Selection.
[start]

I want to prove that $\mathcal{f:[0,4\pi] \to \mathbb{R}:f(x)} = \left\{ \begin{matrix}\mathcal{\frac{1}{1+\sin(x)}} & \sin(x) \neq-1\\ 0& \sin(x)=-1 \end{matrix}\right.$ is a Borel measurable function.
This is the prove I have but I'm not completly convinced of its correctness.
Let's call $A=\{x \in [0,4\pi] | \sin(x) \neq -1\}$. We prove that $A$ is measurable.
$A=\{x \in [0,4\pi] | \sin(x) \neq -1\}$= $\{x \in [0,4\pi] | \sin(x) = -1\}^{C}$ =$\{x \in [0,4\pi] | x=\frac{-\pi}{2}+2k\pi\}^{C}$=$[\{\frac{3\pi}{2}\}\bigcup \{\frac{7\pi}{2}\}]^{C}$=$B^{C}$
Because $B$ is a countable union of singletons is $B$ measurable. Because $A$ ist he complement of $B$ is $A$ also measurable.
Now we define $g:A\to\mathbb{R}: x\to\frac{1}{1+\sin(x)}$. $g$ is a continuous function on the domain so $g$ is a measurable function.
Now $f^{-1}(D)=g^{-1}(D)$ when $\{x|\sin(x)=-1\}$ not in $D$, with D a random Borel measurable set in $[0,4\pi]$ . and $f^{-1}(D)=g^{-1}(D) \bigcup A$ when $\{x|\sin(x)=-1\}$ in $D$

[end]

Directive 1.
In the forum post on Borel measurability, restate the paragraph beginning "Now we define $g$" in a single shorter sentence, keeping its main facts.
Directive 2.
According to the forum post on Borel measurability, why is the set $B$ measurable?

[Layout annotation data]
[start]

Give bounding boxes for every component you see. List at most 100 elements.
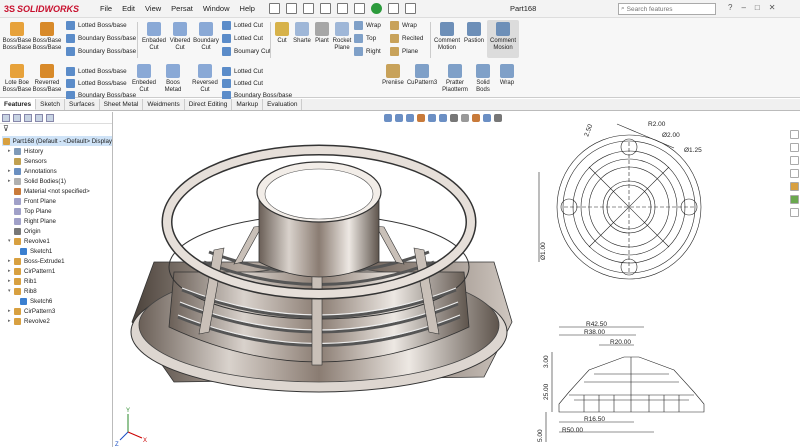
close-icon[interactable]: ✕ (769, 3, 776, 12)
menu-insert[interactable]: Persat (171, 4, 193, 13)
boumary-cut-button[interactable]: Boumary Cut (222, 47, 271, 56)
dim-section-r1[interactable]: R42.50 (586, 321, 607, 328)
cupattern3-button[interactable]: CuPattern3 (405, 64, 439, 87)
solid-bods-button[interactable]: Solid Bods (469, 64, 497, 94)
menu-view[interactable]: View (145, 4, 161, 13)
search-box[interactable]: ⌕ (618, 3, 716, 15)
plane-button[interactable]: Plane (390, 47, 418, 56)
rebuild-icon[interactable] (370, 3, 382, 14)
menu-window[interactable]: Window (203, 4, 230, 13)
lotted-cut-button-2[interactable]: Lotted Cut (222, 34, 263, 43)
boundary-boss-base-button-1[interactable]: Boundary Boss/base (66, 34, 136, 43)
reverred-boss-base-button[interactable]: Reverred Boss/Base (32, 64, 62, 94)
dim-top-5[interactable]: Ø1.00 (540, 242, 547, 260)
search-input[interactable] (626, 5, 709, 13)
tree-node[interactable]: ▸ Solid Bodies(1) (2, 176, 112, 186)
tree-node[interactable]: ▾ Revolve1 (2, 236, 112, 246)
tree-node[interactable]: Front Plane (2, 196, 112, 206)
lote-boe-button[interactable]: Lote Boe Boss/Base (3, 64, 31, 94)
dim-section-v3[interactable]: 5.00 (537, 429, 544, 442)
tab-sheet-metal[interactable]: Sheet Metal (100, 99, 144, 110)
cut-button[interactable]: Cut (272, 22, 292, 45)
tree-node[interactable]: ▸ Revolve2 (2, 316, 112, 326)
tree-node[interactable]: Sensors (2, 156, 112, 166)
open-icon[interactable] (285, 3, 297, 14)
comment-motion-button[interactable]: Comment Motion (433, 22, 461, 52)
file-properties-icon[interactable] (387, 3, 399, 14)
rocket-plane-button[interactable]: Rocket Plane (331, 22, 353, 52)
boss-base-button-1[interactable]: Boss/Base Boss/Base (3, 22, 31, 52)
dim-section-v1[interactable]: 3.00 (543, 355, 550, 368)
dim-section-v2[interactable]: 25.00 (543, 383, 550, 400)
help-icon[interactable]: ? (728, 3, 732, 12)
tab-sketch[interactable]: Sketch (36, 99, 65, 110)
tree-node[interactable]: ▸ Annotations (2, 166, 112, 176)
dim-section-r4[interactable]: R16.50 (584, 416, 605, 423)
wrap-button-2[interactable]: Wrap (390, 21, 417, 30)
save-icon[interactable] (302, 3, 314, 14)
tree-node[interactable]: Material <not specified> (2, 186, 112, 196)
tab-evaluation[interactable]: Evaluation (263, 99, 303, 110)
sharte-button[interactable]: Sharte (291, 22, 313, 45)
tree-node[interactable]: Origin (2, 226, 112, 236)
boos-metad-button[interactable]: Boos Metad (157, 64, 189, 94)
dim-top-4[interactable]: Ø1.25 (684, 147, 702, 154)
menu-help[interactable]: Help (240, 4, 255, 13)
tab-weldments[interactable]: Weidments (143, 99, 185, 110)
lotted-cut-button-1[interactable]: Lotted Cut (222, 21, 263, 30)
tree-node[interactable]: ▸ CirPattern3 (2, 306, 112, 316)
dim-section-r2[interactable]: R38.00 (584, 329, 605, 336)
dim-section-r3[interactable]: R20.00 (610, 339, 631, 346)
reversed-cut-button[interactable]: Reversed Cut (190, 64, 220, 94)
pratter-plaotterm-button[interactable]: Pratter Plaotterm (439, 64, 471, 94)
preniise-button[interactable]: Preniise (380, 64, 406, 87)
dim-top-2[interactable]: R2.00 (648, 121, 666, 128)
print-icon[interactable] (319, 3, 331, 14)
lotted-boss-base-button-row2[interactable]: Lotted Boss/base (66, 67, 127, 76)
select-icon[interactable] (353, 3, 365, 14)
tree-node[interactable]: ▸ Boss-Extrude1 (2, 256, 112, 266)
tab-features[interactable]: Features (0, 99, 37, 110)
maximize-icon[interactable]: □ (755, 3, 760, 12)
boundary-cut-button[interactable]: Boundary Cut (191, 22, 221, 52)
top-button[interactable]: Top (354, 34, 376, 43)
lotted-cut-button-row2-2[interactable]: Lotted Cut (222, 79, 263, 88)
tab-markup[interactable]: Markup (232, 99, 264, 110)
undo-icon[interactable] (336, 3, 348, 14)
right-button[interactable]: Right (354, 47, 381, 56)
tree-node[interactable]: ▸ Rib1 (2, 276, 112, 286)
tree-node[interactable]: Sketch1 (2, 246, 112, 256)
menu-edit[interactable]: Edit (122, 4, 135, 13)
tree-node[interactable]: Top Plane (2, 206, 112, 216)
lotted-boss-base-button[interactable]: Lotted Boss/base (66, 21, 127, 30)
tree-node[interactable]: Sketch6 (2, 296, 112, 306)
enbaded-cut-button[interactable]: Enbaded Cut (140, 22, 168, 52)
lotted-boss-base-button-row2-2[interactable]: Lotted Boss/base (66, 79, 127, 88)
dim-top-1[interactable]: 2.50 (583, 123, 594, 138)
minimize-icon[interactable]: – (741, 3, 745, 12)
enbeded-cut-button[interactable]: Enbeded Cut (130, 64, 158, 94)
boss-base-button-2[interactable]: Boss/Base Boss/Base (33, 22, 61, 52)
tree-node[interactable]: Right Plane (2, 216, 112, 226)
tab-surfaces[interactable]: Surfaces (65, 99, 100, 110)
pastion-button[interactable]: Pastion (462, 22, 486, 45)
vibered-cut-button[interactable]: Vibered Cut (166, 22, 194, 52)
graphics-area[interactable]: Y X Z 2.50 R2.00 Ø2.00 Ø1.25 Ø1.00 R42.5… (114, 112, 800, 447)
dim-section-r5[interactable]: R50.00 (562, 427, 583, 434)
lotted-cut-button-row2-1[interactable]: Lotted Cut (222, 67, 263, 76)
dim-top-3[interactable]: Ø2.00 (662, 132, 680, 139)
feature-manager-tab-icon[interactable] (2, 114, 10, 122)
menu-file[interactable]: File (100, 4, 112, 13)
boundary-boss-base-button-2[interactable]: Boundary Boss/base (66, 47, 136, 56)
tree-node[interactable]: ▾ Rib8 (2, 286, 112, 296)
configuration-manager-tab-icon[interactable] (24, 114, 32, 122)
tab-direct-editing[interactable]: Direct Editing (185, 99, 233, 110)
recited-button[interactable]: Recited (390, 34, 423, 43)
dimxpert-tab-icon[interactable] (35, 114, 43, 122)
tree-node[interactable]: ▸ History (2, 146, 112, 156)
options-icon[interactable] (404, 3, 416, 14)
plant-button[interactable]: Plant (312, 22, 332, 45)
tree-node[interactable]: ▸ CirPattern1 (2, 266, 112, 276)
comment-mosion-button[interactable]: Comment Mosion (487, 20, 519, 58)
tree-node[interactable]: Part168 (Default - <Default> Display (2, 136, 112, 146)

[end]
[start]

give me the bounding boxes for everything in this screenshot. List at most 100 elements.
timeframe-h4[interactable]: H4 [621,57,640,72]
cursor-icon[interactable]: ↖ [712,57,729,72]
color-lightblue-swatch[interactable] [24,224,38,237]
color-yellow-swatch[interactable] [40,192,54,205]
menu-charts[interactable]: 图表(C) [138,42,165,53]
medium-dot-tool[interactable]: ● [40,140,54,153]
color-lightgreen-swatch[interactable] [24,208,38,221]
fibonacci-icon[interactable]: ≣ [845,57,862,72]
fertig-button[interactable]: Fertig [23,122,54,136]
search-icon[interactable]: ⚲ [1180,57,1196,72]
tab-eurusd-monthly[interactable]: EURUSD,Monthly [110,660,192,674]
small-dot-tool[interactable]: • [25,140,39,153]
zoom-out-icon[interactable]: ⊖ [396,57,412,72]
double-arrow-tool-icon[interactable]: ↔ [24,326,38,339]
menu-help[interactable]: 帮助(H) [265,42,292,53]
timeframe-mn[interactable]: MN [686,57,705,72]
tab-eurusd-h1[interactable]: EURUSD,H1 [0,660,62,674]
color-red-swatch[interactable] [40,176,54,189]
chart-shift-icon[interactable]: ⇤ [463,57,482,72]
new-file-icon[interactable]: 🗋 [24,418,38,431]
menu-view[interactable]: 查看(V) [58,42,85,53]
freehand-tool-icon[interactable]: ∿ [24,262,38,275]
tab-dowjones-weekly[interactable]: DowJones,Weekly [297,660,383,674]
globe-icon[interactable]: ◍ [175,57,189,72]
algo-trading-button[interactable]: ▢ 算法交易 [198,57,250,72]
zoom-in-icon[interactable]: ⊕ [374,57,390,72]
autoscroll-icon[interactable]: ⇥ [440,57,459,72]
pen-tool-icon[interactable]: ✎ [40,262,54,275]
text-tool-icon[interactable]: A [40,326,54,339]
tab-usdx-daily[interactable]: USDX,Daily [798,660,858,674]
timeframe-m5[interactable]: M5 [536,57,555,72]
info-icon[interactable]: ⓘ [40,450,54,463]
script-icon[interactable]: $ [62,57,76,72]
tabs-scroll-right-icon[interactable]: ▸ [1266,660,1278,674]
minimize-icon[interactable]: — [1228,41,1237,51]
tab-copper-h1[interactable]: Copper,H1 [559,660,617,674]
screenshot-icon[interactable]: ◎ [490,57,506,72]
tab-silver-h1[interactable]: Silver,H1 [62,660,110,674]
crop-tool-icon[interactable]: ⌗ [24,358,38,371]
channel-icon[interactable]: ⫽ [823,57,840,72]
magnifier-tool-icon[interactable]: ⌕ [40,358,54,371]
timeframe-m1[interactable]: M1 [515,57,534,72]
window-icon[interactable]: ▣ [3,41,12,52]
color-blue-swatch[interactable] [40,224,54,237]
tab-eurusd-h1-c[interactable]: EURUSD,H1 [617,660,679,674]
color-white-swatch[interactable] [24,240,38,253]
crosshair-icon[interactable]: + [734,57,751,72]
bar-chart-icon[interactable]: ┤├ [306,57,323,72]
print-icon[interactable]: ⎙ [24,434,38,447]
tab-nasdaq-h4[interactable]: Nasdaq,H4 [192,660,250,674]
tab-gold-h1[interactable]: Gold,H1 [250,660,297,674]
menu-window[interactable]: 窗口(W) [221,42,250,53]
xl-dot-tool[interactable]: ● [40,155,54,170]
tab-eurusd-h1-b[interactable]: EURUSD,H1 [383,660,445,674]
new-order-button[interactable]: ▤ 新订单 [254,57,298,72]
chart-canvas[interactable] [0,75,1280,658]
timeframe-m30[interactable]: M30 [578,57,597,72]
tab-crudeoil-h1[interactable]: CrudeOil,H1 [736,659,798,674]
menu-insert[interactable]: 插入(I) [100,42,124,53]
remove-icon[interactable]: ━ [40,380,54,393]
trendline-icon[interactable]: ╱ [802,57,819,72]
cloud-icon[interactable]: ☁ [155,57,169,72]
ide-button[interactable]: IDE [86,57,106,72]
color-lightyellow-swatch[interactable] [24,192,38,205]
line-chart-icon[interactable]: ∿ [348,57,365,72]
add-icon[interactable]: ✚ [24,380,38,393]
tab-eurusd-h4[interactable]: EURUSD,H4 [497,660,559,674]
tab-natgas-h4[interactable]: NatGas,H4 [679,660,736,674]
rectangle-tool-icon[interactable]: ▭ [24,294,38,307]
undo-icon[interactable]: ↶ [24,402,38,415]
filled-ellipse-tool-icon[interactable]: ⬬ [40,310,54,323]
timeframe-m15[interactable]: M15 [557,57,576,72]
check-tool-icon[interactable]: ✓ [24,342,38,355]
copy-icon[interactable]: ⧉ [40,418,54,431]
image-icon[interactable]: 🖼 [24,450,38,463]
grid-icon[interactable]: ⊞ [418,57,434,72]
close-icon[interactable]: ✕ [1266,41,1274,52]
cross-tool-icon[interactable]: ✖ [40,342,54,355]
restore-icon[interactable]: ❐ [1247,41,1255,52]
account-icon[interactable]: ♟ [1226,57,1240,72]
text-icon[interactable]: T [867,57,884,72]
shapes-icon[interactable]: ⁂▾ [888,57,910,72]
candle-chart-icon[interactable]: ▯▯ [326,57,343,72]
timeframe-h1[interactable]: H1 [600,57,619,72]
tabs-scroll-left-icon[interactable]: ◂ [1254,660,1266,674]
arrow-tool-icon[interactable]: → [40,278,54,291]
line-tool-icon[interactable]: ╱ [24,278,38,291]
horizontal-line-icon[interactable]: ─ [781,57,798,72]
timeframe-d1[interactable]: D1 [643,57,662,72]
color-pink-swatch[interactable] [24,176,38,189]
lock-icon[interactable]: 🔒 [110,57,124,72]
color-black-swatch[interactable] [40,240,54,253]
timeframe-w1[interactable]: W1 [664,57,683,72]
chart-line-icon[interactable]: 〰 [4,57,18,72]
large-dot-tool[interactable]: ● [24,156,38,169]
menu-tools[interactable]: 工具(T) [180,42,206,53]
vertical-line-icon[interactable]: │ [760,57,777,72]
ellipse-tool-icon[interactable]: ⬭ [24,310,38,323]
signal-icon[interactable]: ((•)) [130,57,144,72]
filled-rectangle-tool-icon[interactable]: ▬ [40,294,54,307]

[end]

Correct response 1.
The function $g: A \to \mathbb{R}$, $g(x) = \frac{1}{1+\sin(x)}$, is continuous on its domain and therefore measurable.

Correct response 2.
$B$ is measurable because it is a countable union of singletons.